SET TASK: Return nothing but the lines from the line with "Convert this document image to plain text." through the last line of the entries that follow, copied exactly and free of pictures.

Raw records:
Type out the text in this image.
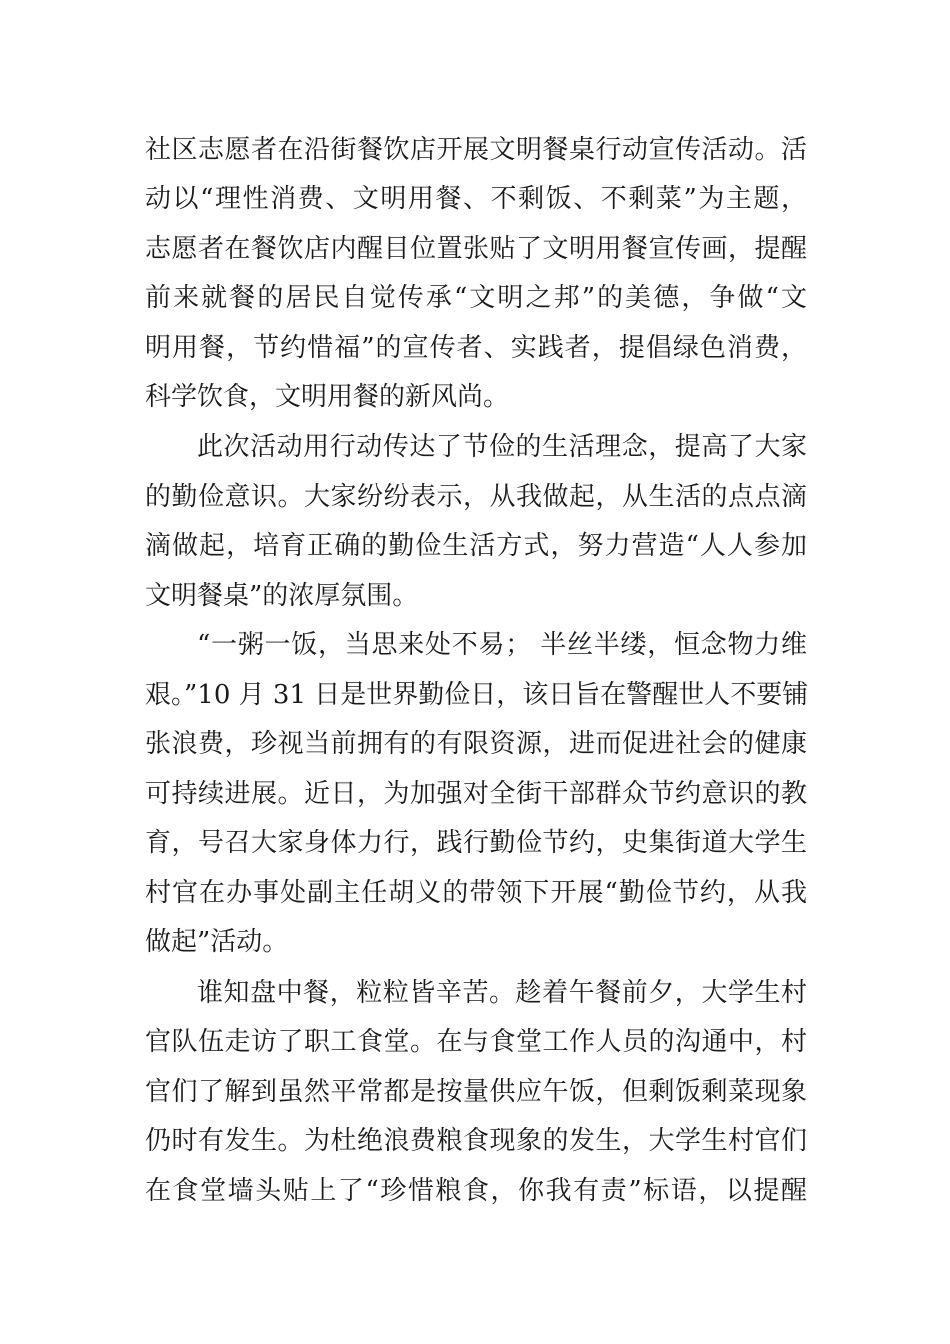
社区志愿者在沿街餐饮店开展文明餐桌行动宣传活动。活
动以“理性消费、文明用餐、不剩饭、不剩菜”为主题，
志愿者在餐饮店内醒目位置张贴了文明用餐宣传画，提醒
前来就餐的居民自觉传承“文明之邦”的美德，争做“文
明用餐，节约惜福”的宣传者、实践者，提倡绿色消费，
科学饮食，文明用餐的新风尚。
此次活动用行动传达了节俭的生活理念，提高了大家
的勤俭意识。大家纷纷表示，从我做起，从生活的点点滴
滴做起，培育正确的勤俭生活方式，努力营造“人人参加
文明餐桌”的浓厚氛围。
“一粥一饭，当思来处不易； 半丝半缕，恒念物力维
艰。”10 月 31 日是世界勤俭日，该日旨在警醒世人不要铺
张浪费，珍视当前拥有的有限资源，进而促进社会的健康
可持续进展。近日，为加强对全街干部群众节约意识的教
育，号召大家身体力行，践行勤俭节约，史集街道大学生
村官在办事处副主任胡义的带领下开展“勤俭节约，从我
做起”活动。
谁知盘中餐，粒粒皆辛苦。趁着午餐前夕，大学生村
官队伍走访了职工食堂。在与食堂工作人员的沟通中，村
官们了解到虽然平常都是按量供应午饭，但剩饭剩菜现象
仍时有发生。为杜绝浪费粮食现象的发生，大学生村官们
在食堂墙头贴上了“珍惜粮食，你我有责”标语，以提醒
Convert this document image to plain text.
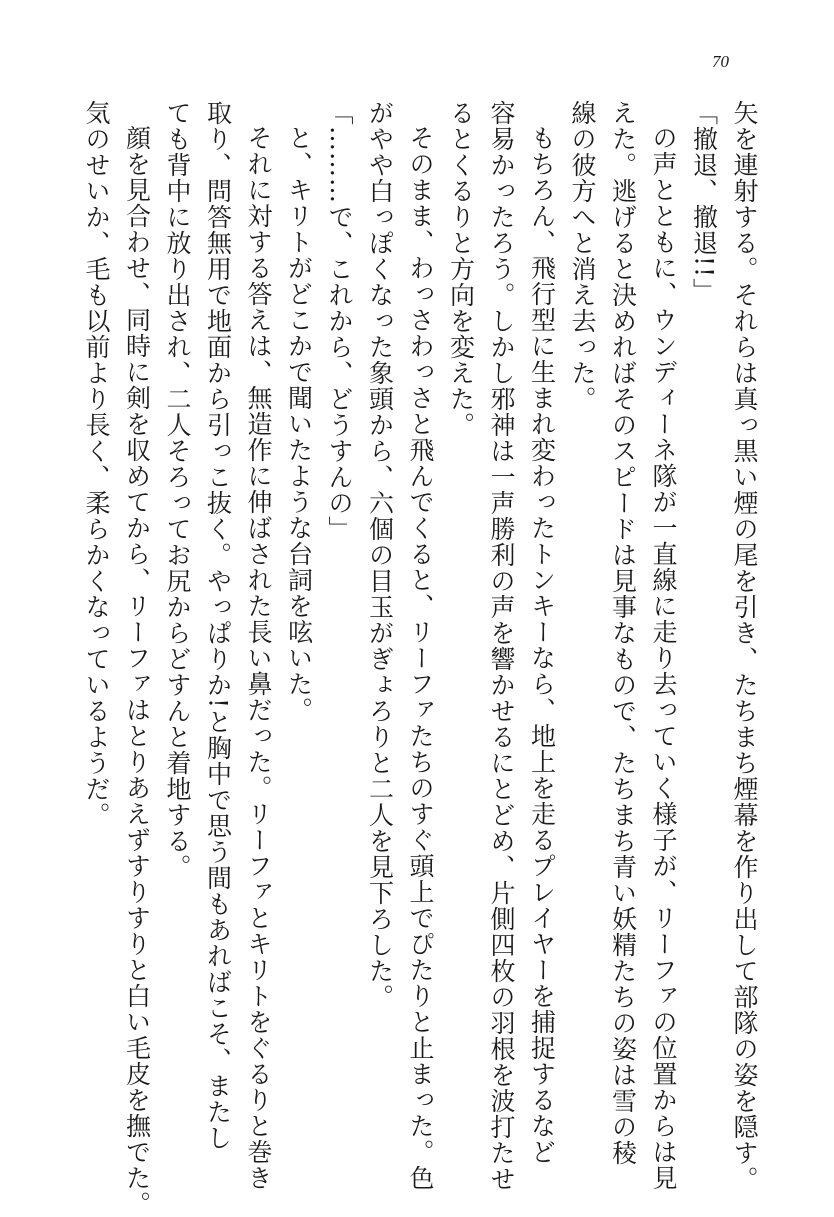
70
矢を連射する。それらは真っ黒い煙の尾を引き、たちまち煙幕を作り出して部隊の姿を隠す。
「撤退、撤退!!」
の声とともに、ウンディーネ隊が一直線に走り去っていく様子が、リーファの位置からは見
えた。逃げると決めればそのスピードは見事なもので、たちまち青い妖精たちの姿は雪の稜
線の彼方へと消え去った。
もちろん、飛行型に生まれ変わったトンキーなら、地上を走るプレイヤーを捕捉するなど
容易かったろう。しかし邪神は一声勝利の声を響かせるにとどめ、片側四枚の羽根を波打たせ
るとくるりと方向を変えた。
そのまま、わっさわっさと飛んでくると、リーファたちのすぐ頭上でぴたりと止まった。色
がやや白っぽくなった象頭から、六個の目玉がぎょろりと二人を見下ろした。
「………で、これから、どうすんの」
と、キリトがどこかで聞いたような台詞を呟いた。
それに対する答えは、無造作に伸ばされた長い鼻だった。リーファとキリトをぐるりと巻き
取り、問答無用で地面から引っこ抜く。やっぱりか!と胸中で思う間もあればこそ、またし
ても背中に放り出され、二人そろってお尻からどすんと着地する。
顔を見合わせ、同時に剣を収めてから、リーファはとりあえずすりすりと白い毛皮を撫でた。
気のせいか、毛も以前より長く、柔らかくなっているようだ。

ANSWER TO THIS TASK:
Convert this document image to plain text.
70
矢を連射する。それらは真っ黒い煙の尾を引き、たちまち煙幕を作り出して部隊の姿を隠す。
「撤退、撤退!!」
の声とともに、ウンディーネ隊が一直線に走り去っていく様子が、リーファの位置からは見
えた。逃げると決めればそのスピードは見事なもので、たちまち青い妖精たちの姿は雪の稜
線の彼方へと消え去った。
もちろん、飛行型に生まれ変わったトンキーなら、地上を走るプレイヤーを捕捉するなど
容易かったろう。しかし邪神は一声勝利の声を響かせるにとどめ、片側四枚の羽根を波打たせ
るとくるりと方向を変えた。
そのまま、わっさわっさと飛んでくると、リーファたちのすぐ頭上でぴたりと止まった。色
がやや白っぽくなった象頭から、六個の目玉がぎょろりと二人を見下ろした。
「………で、これから、どうすんの」
と、キリトがどこかで聞いたような台詞を呟いた。
それに対する答えは、無造作に伸ばされた長い鼻だった。リーファとキリトをぐるりと巻き
取り、問答無用で地面から引っこ抜く。やっぱりか!と胸中で思う間もあればこそ、またし
ても背中に放り出され、二人そろってお尻からどすんと着地する。
顔を見合わせ、同時に剣を収めてから、リーファはとりあえずすりすりと白い毛皮を撫でた。
気のせいか、毛も以前より長く、柔らかくなっているようだ。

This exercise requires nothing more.